PROBLEM TO WORK ON: Each entry must be duplicated precisely, with nothing left out.

-- RECORDS SHOWN follows --

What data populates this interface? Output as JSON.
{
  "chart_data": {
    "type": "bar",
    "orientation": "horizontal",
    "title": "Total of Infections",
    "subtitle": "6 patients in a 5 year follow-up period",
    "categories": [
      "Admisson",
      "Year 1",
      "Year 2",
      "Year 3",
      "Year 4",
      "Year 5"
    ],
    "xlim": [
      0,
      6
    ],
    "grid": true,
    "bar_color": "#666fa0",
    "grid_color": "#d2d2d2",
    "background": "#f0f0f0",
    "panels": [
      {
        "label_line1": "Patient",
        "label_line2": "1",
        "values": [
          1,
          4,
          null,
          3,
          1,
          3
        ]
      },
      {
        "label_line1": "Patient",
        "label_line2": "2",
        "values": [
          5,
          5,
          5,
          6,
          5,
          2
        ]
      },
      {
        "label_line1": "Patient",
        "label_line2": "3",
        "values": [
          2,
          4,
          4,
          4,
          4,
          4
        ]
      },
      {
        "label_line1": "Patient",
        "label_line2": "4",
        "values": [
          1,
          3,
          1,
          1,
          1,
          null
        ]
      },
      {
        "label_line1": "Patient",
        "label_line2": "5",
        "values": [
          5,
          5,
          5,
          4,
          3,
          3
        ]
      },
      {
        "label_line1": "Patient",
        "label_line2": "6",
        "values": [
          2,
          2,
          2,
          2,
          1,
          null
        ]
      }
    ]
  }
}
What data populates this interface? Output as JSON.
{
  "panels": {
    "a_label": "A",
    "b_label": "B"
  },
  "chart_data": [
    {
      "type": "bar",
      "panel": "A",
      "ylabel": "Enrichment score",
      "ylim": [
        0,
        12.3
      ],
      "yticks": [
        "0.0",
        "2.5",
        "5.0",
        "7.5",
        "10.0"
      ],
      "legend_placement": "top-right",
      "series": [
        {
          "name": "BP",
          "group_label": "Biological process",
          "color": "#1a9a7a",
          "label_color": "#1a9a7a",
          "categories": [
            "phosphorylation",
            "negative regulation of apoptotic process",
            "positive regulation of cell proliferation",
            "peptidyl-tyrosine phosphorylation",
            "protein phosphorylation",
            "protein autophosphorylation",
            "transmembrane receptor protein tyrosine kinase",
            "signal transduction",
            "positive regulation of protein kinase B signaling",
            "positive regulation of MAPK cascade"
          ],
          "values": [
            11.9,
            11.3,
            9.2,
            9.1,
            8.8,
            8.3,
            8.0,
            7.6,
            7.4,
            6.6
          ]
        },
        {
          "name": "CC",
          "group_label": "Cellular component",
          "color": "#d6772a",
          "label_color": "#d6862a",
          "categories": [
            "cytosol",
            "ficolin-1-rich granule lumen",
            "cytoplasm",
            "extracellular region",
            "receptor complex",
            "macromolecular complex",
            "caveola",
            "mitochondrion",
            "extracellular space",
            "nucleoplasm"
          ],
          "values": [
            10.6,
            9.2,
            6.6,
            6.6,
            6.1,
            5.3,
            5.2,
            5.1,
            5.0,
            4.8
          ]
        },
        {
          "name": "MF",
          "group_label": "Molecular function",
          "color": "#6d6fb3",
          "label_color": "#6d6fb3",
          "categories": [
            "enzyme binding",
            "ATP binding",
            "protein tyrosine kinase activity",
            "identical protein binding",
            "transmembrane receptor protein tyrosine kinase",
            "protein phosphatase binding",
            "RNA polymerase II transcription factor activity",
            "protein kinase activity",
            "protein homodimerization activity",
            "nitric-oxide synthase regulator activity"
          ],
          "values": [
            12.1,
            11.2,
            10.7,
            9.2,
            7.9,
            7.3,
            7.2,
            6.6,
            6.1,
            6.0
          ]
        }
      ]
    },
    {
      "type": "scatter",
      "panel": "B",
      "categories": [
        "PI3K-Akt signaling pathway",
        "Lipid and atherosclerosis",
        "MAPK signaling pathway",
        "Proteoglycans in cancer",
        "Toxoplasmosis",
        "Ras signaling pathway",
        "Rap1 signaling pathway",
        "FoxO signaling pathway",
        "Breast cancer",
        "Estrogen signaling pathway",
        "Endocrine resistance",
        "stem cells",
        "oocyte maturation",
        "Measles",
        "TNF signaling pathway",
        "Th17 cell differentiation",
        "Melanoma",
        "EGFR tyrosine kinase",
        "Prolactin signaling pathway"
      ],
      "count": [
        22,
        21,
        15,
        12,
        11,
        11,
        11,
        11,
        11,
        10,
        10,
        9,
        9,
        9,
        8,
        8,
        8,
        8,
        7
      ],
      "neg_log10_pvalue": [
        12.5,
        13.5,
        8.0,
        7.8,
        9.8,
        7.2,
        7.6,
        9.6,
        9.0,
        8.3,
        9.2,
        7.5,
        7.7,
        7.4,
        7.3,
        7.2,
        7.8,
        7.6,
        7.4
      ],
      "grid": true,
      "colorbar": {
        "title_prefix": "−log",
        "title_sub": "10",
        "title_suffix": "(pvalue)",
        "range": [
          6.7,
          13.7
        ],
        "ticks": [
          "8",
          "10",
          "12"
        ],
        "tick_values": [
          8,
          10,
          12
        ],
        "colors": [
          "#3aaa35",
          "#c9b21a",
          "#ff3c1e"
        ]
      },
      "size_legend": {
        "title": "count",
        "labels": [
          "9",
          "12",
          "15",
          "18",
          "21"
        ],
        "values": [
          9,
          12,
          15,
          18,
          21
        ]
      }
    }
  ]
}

-- RECORDS SHOWN concluded --

WRITTEN SOLUTION:
What data populates this interface? Output as JSON.
{
  "chart_data": {
    "type": "bar",
    "orientation": "horizontal",
    "title": "Total of Infections",
    "subtitle": "6 patients in a 5 year follow-up period",
    "categories": [
      "Admisson",
      "Year 1",
      "Year 2",
      "Year 3",
      "Year 4",
      "Year 5"
    ],
    "xlim": [
      0,
      6
    ],
    "grid": true,
    "bar_color": "#666fa0",
    "grid_color": "#d2d2d2",
    "background": "#f0f0f0",
    "panels": [
      {
        "label_line1": "Patient",
        "label_line2": "1",
        "values": [
          1,
          4,
          null,
          3,
          1,
          3
        ]
      },
      {
        "label_line1": "Patient",
        "label_line2": "2",
        "values": [
          5,
          5,
          5,
          6,
          5,
          2
        ]
      },
      {
        "label_line1": "Patient",
        "label_line2": "3",
        "values": [
          2,
          4,
          4,
          4,
          4,
          4
        ]
      },
      {
        "label_line1": "Patient",
        "label_line2": "4",
        "values": [
          1,
          3,
          1,
          1,
          1,
          null
        ]
      },
      {
        "label_line1": "Patient",
        "label_line2": "5",
        "values": [
          5,
          5,
          5,
          4,
          3,
          3
        ]
      },
      {
        "label_line1": "Patient",
        "label_line2": "6",
        "values": [
          2,
          2,
          2,
          2,
          1,
          null
        ]
      }
    ]
  }
}
What data populates this interface? Output as JSON.
{
  "panels": {
    "a_label": "A",
    "b_label": "B"
  },
  "chart_data": [
    {
      "type": "bar",
      "panel": "A",
      "ylabel": "Enrichment score",
      "ylim": [
        0,
        12.3
      ],
      "yticks": [
        "0.0",
        "2.5",
        "5.0",
        "7.5",
        "10.0"
      ],
      "legend_placement": "top-right",
      "series": [
        {
          "name": "BP",
          "group_label": "Biological process",
          "color": "#1a9a7a",
          "label_color": "#1a9a7a",
          "categories": [
            "phosphorylation",
            "negative regulation of apoptotic process",
            "positive regulation of cell proliferation",
            "peptidyl-tyrosine phosphorylation",
            "protein phosphorylation",
            "protein autophosphorylation",
            "transmembrane receptor protein tyrosine kinase",
            "signal transduction",
            "positive regulation of protein kinase B signaling",
            "positive regulation of MAPK cascade"
          ],
          "values": [
            11.9,
            11.3,
            9.2,
            9.1,
            8.8,
            8.3,
            8.0,
            7.6,
            7.4,
            6.6
          ]
        },
        {
          "name": "CC",
          "group_label": "Cellular component",
          "color": "#d6772a",
          "label_color": "#d6862a",
          "categories": [
            "cytosol",
            "ficolin-1-rich granule lumen",
            "cytoplasm",
            "extracellular region",
            "receptor complex",
            "macromolecular complex",
            "caveola",
            "mitochondrion",
            "extracellular space",
            "nucleoplasm"
          ],
          "values": [
            10.6,
            9.2,
            6.6,
            6.6,
            6.1,
            5.3,
            5.2,
            5.1,
            5.0,
            4.8
          ]
        },
        {
          "name": "MF",
          "group_label": "Molecular function",
          "color": "#6d6fb3",
          "label_color": "#6d6fb3",
          "categories": [
            "enzyme binding",
            "ATP binding",
            "protein tyrosine kinase activity",
            "identical protein binding",
            "transmembrane receptor protein tyrosine kinase",
            "protein phosphatase binding",
            "RNA polymerase II transcription factor activity",
            "protein kinase activity",
            "protein homodimerization activity",
            "nitric-oxide synthase regulator activity"
          ],
          "values": [
            12.1,
            11.2,
            10.7,
            9.2,
            7.9,
            7.3,
            7.2,
            6.6,
            6.1,
            6.0
          ]
        }
      ]
    },
    {
      "type": "scatter",
      "panel": "B",
      "categories": [
        "PI3K-Akt signaling pathway",
        "Lipid and atherosclerosis",
        "MAPK signaling pathway",
        "Proteoglycans in cancer",
        "Toxoplasmosis",
        "Ras signaling pathway",
        "Rap1 signaling pathway",
        "FoxO signaling pathway",
        "Breast cancer",
        "Estrogen signaling pathway",
        "Endocrine resistance",
        "stem cells",
        "oocyte maturation",
        "Measles",
        "TNF signaling pathway",
        "Th17 cell differentiation",
        "Melanoma",
        "EGFR tyrosine kinase",
        "Prolactin signaling pathway"
      ],
      "count": [
        22,
        21,
        15,
        12,
        11,
        11,
        11,
        11,
        11,
        10,
        10,
        9,
        9,
        9,
        8,
        8,
        8,
        8,
        7
      ],
      "neg_log10_pvalue": [
        12.5,
        13.5,
        8.0,
        7.8,
        9.8,
        7.2,
        7.6,
        9.6,
        9.0,
        8.3,
        9.2,
        7.5,
        7.7,
        7.4,
        7.3,
        7.2,
        7.8,
        7.6,
        7.4
      ],
      "grid": true,
      "colorbar": {
        "title_prefix": "−log",
        "title_sub": "10",
        "title_suffix": "(pvalue)",
        "range": [
          6.7,
          13.7
        ],
        "ticks": [
          "8",
          "10",
          "12"
        ],
        "tick_values": [
          8,
          10,
          12
        ],
        "colors": [
          "#3aaa35",
          "#c9b21a",
          "#ff3c1e"
        ]
      },
      "size_legend": {
        "title": "count",
        "labels": [
          "9",
          "12",
          "15",
          "18",
          "21"
        ],
        "values": [
          9,
          12,
          15,
          18,
          21
        ]
      }
    }
  ]
}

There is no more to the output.